Using the material that follows, identify and copy each line with the string "drift".
──────────
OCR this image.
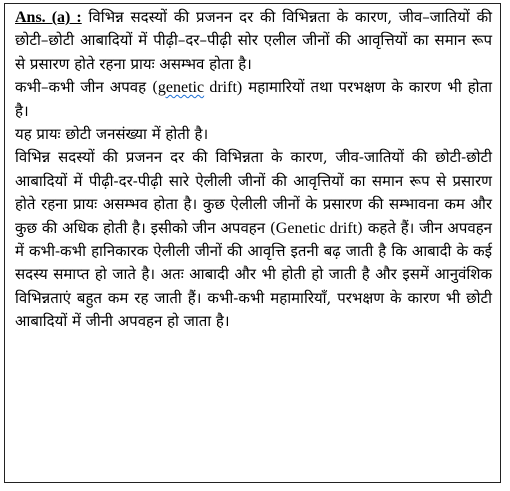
Ans. (a) : विभिन्न सदस्यों की प्रजनन दर की विभिन्नता के कारण, जीव–जातियों की छोटी–छोटी आबादियों में पीढ़ी–दर–पीढ़ी सोर एलील जीनों की आवृत्तियों का समान रूप से प्रसारण होते रहना प्रायः असम्भव होता है।

कभी–कभी जीन अपवह (genetic drift) महामारियों तथा परभक्षण के कारण भी होता है।

यह प्रायः छोटी जनसंख्या में होती है।

विभिन्न सदस्यों की प्रजनन दर की विभिन्नता के कारण, जीव-जातियों की छोटी-छोटी आबादियों में पीढ़ी-दर-पीढ़ी सारे ऐलीली जीनों की आवृत्तियों का समान रूप से प्रसारण होते रहना प्रायः असम्भव होता है। कुछ ऐलीली जीनों के प्रसारण की सम्भावना कम और कुछ की अधिक होती है। इसीको जीन अपवहन (Genetic drift) कहते हैं। जीन अपवहन में कभी-कभी हानिकारक ऐलीली जीनों की आवृत्ति इतनी बढ़ जाती है कि आबादी के कई सदस्य समाप्त हो जाते है। अतः आबादी और भी होती हो जाती है और इसमें आनुवंशिक विभिन्नताएं बहुत कम रह जाती हैं। कभी-कभी महामारियाँ, परभक्षण के कारण भी छोटी आबादियों में जीनी अपवहन हो जाता है।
──────────
» Finished exercise:
कभी–कभी जीन अपवह (genetic drift) महामारियों तथा परभक्षण के कारण भी होता है।
विभिन्न सदस्यों की प्रजनन दर की विभिन्नता के कारण, जीव-जातियों की छोटी-छोटी आबादियों में पीढ़ी-दर-पीढ़ी सारे ऐलीली जीनों की आवृत्तियों का समान रूप से प्रसारण होते रहना प्रायः असम्भव होता है। कुछ ऐलीली जीनों के प्रसारण की सम्भावना कम और कुछ की अधिक होती है। इसीको जीन अपवहन (Genetic drift) कहते हैं। जीन अपवहन में कभी-कभी हानिकारक ऐलीली जीनों की आवृत्ति इतनी बढ़ जाती है कि आबादी के कई सदस्य समाप्त हो जाते है। अतः आबादी और भी होती हो जाती है और इसमें आनुवंशिक विभिन्नताएं बहुत कम रह जाती हैं। कभी-कभी महामारियाँ, परभक्षण के कारण भी छोटी आबादियों में जीनी अपवहन हो जाता है।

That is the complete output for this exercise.